| Task to carry out |
Filter the lines below, copying only those with the string "depicts".

──────── Input material ────────

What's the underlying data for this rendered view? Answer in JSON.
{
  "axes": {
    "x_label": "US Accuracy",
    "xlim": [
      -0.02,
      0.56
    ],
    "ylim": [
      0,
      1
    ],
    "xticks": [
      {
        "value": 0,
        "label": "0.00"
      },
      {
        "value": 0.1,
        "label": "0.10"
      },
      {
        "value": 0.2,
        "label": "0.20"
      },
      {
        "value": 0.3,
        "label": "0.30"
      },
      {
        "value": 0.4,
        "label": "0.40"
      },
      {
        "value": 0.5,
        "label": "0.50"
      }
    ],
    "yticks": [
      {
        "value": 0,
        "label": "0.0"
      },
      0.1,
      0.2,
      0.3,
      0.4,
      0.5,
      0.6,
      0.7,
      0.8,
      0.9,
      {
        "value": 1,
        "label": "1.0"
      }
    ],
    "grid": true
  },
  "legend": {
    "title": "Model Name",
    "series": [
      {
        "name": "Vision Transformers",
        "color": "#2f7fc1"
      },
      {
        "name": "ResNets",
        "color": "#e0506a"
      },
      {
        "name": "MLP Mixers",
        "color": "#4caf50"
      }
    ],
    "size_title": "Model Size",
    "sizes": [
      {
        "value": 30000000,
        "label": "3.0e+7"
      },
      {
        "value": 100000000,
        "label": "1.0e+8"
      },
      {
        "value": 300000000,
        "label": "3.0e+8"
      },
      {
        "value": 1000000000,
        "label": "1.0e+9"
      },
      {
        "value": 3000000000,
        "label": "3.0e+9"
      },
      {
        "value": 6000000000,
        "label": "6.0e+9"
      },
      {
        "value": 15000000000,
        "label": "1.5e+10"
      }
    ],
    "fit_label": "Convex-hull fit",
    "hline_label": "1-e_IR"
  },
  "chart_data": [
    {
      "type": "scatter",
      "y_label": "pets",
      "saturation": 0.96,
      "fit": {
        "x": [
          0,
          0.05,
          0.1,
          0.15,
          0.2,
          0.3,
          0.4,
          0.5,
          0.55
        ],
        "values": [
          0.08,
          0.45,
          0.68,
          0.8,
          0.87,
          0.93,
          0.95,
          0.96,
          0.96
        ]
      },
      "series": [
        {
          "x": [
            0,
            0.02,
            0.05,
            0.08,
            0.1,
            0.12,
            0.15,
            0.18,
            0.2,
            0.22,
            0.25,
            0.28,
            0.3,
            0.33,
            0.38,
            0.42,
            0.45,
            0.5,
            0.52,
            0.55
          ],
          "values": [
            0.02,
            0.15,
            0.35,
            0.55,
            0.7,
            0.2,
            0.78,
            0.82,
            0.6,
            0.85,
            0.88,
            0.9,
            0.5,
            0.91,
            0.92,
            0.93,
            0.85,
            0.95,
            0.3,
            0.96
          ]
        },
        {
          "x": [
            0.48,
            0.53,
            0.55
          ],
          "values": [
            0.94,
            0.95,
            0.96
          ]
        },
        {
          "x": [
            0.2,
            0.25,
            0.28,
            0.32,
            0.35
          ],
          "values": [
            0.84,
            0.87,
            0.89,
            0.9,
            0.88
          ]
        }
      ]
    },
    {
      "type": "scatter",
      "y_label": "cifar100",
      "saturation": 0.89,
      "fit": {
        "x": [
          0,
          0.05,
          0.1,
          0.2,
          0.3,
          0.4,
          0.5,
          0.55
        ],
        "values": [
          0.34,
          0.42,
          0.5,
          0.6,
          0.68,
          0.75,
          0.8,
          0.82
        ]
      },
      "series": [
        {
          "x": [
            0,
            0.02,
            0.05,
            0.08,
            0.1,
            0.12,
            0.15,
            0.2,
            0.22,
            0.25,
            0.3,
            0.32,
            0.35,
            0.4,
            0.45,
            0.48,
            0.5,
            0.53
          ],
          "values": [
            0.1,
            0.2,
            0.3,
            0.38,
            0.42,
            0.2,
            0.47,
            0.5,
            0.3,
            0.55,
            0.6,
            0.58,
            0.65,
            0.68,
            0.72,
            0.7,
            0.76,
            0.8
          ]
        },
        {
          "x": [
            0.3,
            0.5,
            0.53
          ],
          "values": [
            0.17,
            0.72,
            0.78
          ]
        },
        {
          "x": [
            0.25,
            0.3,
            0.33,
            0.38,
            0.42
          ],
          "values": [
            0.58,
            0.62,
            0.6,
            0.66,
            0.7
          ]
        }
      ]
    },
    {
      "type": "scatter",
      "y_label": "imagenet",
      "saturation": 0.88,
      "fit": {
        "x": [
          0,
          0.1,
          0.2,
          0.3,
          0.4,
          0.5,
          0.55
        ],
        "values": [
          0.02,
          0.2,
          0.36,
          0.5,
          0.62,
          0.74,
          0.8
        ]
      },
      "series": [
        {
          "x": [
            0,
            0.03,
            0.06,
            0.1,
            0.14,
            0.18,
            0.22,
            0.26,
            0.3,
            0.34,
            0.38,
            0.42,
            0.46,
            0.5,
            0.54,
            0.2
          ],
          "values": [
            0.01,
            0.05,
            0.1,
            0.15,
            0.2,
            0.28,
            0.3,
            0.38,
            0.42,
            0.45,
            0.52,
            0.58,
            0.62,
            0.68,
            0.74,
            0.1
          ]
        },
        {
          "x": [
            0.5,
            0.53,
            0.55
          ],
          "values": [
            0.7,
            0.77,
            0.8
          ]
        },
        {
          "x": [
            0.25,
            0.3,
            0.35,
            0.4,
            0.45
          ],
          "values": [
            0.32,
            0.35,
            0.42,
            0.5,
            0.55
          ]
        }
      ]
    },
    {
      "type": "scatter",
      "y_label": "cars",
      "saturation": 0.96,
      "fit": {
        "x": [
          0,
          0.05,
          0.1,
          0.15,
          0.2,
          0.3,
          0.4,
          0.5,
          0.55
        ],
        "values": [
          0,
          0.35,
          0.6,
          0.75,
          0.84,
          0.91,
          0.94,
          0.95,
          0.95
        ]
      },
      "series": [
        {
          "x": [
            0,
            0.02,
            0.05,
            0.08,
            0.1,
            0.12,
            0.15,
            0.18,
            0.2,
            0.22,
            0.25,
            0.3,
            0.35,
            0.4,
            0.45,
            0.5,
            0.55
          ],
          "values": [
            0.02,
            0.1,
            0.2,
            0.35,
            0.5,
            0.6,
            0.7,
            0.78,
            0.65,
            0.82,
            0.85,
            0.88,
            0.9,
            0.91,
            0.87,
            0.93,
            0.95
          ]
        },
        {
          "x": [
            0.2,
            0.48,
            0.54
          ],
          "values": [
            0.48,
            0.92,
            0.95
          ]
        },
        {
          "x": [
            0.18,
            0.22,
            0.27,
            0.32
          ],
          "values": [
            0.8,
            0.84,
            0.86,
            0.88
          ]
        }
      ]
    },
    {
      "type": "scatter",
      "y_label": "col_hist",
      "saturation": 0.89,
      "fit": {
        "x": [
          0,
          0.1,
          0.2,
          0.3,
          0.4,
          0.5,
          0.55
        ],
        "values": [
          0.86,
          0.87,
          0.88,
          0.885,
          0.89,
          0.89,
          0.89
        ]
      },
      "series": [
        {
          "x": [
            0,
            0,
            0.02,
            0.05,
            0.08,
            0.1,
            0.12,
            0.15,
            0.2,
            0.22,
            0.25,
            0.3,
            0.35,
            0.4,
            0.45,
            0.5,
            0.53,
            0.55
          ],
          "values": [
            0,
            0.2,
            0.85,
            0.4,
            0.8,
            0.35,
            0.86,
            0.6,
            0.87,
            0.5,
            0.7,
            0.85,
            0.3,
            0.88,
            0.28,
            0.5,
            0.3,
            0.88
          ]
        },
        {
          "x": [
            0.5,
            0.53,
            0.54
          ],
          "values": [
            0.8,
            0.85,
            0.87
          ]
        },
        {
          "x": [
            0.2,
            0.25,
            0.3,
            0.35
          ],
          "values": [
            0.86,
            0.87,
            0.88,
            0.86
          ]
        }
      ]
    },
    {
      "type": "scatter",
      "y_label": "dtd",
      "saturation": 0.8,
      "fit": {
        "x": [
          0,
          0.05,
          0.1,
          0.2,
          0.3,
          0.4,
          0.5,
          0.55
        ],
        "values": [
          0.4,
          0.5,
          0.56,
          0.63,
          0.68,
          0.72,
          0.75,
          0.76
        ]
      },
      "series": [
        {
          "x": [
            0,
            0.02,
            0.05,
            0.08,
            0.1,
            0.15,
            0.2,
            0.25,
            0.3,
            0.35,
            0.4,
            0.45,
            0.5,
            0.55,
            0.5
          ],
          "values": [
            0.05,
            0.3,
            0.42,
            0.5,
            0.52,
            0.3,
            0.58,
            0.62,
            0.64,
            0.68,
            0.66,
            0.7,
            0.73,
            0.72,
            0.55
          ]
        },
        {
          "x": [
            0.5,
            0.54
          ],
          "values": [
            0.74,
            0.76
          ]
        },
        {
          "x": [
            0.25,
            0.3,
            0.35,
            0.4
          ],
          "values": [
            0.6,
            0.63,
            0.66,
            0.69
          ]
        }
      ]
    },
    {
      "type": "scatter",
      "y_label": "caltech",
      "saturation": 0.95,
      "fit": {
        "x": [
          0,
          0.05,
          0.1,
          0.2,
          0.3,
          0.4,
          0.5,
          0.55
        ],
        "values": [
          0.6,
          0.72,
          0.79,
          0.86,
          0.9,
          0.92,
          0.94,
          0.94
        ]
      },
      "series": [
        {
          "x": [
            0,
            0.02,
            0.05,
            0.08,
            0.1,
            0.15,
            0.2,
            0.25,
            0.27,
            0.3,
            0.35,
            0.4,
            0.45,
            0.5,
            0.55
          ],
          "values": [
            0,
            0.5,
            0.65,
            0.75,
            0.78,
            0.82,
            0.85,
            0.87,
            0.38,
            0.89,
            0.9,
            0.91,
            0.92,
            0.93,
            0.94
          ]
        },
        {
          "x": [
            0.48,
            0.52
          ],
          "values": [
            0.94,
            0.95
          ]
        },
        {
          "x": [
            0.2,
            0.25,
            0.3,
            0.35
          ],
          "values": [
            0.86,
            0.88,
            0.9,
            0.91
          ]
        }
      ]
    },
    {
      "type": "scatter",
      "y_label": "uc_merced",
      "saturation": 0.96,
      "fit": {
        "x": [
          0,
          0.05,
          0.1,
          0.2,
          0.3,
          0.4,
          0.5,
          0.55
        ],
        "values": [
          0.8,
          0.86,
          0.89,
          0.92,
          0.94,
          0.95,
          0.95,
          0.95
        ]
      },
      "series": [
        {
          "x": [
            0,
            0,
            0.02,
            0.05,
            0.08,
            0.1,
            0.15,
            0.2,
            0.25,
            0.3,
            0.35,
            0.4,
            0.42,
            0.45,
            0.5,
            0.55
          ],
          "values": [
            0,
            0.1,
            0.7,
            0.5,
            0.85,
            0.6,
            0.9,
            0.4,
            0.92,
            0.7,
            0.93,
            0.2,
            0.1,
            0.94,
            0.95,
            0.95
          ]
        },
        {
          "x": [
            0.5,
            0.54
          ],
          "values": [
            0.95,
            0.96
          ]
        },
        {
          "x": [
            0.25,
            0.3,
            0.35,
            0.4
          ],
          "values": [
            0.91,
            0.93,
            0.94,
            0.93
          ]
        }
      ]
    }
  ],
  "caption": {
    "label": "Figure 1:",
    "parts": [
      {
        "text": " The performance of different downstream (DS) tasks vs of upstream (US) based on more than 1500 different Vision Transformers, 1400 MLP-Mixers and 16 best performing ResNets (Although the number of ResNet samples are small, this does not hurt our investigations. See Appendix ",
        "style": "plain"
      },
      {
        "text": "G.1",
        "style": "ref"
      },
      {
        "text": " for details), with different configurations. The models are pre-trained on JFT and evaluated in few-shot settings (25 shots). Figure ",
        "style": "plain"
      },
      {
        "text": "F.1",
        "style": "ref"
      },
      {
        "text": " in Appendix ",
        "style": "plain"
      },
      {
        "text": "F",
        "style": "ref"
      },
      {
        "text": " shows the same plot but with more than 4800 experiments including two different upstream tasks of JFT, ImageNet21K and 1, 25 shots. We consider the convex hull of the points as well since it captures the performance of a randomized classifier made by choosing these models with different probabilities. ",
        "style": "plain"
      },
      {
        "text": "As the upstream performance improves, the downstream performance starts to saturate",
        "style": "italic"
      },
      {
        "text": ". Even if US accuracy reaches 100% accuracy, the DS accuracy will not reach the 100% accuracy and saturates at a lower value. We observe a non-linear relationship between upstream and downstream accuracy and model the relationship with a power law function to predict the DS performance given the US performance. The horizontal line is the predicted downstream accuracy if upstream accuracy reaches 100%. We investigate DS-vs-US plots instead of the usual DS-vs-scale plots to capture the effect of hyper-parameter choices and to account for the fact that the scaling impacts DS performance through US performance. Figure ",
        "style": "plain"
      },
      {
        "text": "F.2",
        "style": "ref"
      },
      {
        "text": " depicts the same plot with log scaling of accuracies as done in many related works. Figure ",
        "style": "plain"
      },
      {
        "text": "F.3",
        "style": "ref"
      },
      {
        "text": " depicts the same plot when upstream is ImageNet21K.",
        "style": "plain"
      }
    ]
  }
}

────────

| Solution for this task |
        "text": " depicts the same plot with log scaling of accuracies as done in many related works. Figure ",
        "text": " depicts the same plot when upstream is ImageNet21K.",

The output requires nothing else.